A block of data
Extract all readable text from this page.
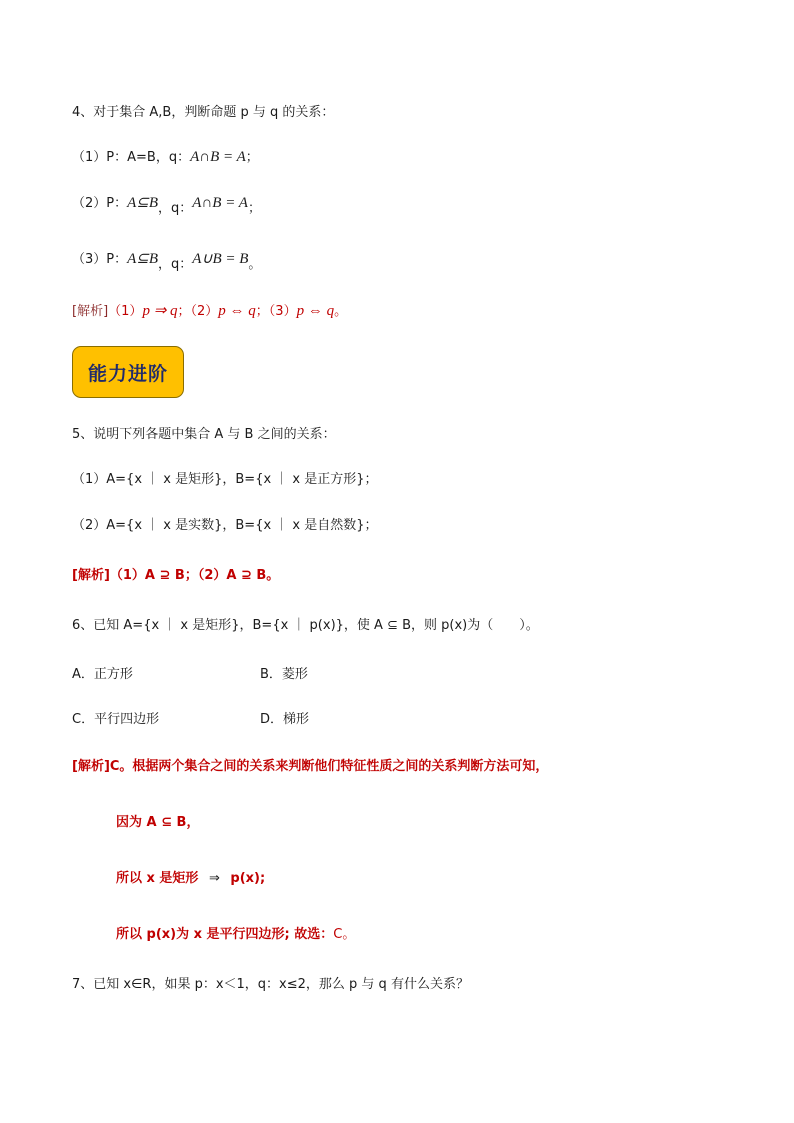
4、对于集合 A,B，判断命题 p 与 q 的关系：
（1）P：A=B，q：A∩B = A；
（2）P：A⊆B，q：A∩B = A；
（3）P：A⊆B，q：A∪B = B。
[解析]（1）p ⇒ q；（2）p ⇔ q；（3）p ⇔ q。
能力进阶
5、说明下列各题中集合 A 与 B 之间的关系：
（1）A={x ｜ x 是矩形}，B={x ｜ x 是正方形}；
（2）A={x ｜ x 是实数}，B={x ｜ x 是自然数}；
[解析]（1）A ⊇ B；（2）A ⊇ B。
6、已知 A={x ｜ x 是矩形}，B={x ｜ p(x)}，使 A ⊆ B，则 p(x)为（　　）。
A．正方形	B．菱形
C．平行四边形	D．梯形
[解析]C。根据两个集合之间的关系来判断他们特征性质之间的关系判断方法可知，
因为 A ⊆ B，
所以 x 是矩形 ⇒ p(x);
所以 p(x)为 x 是平行四边形; 故选：C。
7、已知 x∈R，如果 p：x＜1，q：x≤2，那么 p 与 q 有什么关系？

#### What needs to be done:
Copy everything in the records above except the pictures, exactly as written.

#### Exercise response:
Extract all readable text from this page.
4、对于集合 A,B，判断命题 p 与 q 的关系：
（1）P：A=B，q：A∩B = A；
（2）P：A⊆B，q：A∩B = A；
（3）P：A⊆B，q：A∪B = B。
[解析]（1）p ⇒ q；（2）p ⇔ q；（3）p ⇔ q。
能力进阶
5、说明下列各题中集合 A 与 B 之间的关系：
（1）A={x ｜ x 是矩形}，B={x ｜ x 是正方形}；
（2）A={x ｜ x 是实数}，B={x ｜ x 是自然数}；
[解析]（1）A ⊇ B；（2）A ⊇ B。
6、已知 A={x ｜ x 是矩形}，B={x ｜ p(x)}，使 A ⊆ B，则 p(x)为（　　）。
A．正方形	B．菱形
C．平行四边形	D．梯形
[解析]C。根据两个集合之间的关系来判断他们特征性质之间的关系判断方法可知，
因为 A ⊆ B，
所以 x 是矩形 ⇒ p(x);
所以 p(x)为 x 是平行四边形; 故选：C。
7、已知 x∈R，如果 p：x＜1，q：x≤2，那么 p 与 q 有什么关系？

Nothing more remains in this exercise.